▸ Short task: Extract the full listing below without altering a single character.

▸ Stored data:
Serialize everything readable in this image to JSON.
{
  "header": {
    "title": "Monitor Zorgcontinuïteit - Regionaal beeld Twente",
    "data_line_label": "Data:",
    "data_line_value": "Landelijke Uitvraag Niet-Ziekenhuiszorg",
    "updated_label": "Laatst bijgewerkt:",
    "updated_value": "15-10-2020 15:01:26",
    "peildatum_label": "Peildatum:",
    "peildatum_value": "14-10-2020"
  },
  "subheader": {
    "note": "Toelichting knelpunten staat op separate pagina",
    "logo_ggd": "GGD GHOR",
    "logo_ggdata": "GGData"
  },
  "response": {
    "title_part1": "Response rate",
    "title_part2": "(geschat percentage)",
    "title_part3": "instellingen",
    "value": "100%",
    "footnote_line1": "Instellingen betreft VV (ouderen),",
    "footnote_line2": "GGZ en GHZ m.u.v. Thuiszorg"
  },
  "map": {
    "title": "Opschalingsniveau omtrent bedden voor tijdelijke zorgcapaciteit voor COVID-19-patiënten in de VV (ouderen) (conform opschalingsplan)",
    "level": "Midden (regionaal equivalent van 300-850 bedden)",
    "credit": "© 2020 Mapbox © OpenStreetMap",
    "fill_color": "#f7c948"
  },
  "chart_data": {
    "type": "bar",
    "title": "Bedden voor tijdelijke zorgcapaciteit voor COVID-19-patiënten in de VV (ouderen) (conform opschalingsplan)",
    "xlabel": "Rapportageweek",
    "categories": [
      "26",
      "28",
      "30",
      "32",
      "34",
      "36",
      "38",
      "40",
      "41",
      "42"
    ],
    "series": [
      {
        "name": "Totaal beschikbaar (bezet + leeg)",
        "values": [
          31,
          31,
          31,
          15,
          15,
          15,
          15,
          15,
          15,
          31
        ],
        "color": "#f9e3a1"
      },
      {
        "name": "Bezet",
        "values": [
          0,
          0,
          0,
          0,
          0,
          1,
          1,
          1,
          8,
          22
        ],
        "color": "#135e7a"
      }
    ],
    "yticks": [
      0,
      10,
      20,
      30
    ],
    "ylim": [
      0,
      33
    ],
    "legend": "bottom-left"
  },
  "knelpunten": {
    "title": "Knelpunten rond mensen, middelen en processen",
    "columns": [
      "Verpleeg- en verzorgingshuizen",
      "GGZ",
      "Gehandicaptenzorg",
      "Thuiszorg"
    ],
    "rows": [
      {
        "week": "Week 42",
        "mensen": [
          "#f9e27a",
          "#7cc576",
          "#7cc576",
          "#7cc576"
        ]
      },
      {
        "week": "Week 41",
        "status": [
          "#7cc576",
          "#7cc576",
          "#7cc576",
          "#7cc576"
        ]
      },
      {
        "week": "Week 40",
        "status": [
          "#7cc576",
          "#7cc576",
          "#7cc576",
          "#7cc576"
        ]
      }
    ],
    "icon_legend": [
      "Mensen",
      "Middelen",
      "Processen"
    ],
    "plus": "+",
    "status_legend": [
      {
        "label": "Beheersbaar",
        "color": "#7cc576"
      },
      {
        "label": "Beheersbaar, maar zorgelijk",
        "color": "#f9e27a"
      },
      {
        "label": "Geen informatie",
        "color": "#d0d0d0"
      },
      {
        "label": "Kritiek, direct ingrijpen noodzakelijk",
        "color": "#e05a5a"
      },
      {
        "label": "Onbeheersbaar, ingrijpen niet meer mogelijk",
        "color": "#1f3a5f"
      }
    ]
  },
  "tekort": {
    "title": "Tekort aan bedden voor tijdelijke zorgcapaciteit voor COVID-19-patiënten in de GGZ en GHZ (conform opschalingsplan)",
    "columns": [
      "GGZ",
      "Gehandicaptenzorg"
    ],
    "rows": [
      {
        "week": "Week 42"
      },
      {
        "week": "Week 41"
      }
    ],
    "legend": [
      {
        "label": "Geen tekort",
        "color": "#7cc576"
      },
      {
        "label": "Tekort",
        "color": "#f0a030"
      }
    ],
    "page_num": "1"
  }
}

▸ Answer to this problem:
Serialize everything readable in this image to JSON.
{
  "header": {
    "title": "Monitor Zorgcontinuïteit - Regionaal beeld Twente",
    "data_line_label": "Data:",
    "data_line_value": "Landelijke Uitvraag Niet-Ziekenhuiszorg",
    "updated_label": "Laatst bijgewerkt:",
    "updated_value": "15-10-2020 15:01:26",
    "peildatum_label": "Peildatum:",
    "peildatum_value": "14-10-2020"
  },
  "subheader": {
    "note": "Toelichting knelpunten staat op separate pagina",
    "logo_ggd": "GGD GHOR",
    "logo_ggdata": "GGData"
  },
  "response": {
    "title_part1": "Response rate",
    "title_part2": "(geschat percentage)",
    "title_part3": "instellingen",
    "value": "100%",
    "footnote_line1": "Instellingen betreft VV (ouderen),",
    "footnote_line2": "GGZ en GHZ m.u.v. Thuiszorg"
  },
  "map": {
    "title": "Opschalingsniveau omtrent bedden voor tijdelijke zorgcapaciteit voor COVID-19-patiënten in de VV (ouderen) (conform opschalingsplan)",
    "level": "Midden (regionaal equivalent van 300-850 bedden)",
    "credit": "© 2020 Mapbox © OpenStreetMap",
    "fill_color": "#f7c948"
  },
  "chart_data": {
    "type": "bar",
    "title": "Bedden voor tijdelijke zorgcapaciteit voor COVID-19-patiënten in de VV (ouderen) (conform opschalingsplan)",
    "xlabel": "Rapportageweek",
    "categories": [
      "26",
      "28",
      "30",
      "32",
      "34",
      "36",
      "38",
      "40",
      "41",
      "42"
    ],
    "series": [
      {
        "name": "Totaal beschikbaar (bezet + leeg)",
        "values": [
          31,
          31,
          31,
          15,
          15,
          15,
          15,
          15,
          15,
          31
        ],
        "color": "#f9e3a1"
      },
      {
        "name": "Bezet",
        "values": [
          0,
          0,
          0,
          0,
          0,
          1,
          1,
          1,
          8,
          22
        ],
        "color": "#135e7a"
      }
    ],
    "yticks": [
      0,
      10,
      20,
      30
    ],
    "ylim": [
      0,
      33
    ],
    "legend": "bottom-left"
  },
  "knelpunten": {
    "title": "Knelpunten rond mensen, middelen en processen",
    "columns": [
      "Verpleeg- en verzorgingshuizen",
      "GGZ",
      "Gehandicaptenzorg",
      "Thuiszorg"
    ],
    "rows": [
      {
        "week": "Week 42",
        "mensen": [
          "#f9e27a",
          "#7cc576",
          "#7cc576",
          "#7cc576"
        ]
      },
      {
        "week": "Week 41",
        "status": [
          "#7cc576",
          "#7cc576",
          "#7cc576",
          "#7cc576"
        ]
      },
      {
        "week": "Week 40",
        "status": [
          "#7cc576",
          "#7cc576",
          "#7cc576",
          "#7cc576"
        ]
      }
    ],
    "icon_legend": [
      "Mensen",
      "Middelen",
      "Processen"
    ],
    "plus": "+",
    "status_legend": [
      {
        "label": "Beheersbaar",
        "color": "#7cc576"
      },
      {
        "label": "Beheersbaar, maar zorgelijk",
        "color": "#f9e27a"
      },
      {
        "label": "Geen informatie",
        "color": "#d0d0d0"
      },
      {
        "label": "Kritiek, direct ingrijpen noodzakelijk",
        "color": "#e05a5a"
      },
      {
        "label": "Onbeheersbaar, ingrijpen niet meer mogelijk",
        "color": "#1f3a5f"
      }
    ]
  },
  "tekort": {
    "title": "Tekort aan bedden voor tijdelijke zorgcapaciteit voor COVID-19-patiënten in de GGZ en GHZ (conform opschalingsplan)",
    "columns": [
      "GGZ",
      "Gehandicaptenzorg"
    ],
    "rows": [
      {
        "week": "Week 42"
      },
      {
        "week": "Week 41"
      }
    ],
    "legend": [
      {
        "label": "Geen tekort",
        "color": "#7cc576"
      },
      {
        "label": "Tekort",
        "color": "#f0a030"
      }
    ],
    "page_num": "1"
  }
}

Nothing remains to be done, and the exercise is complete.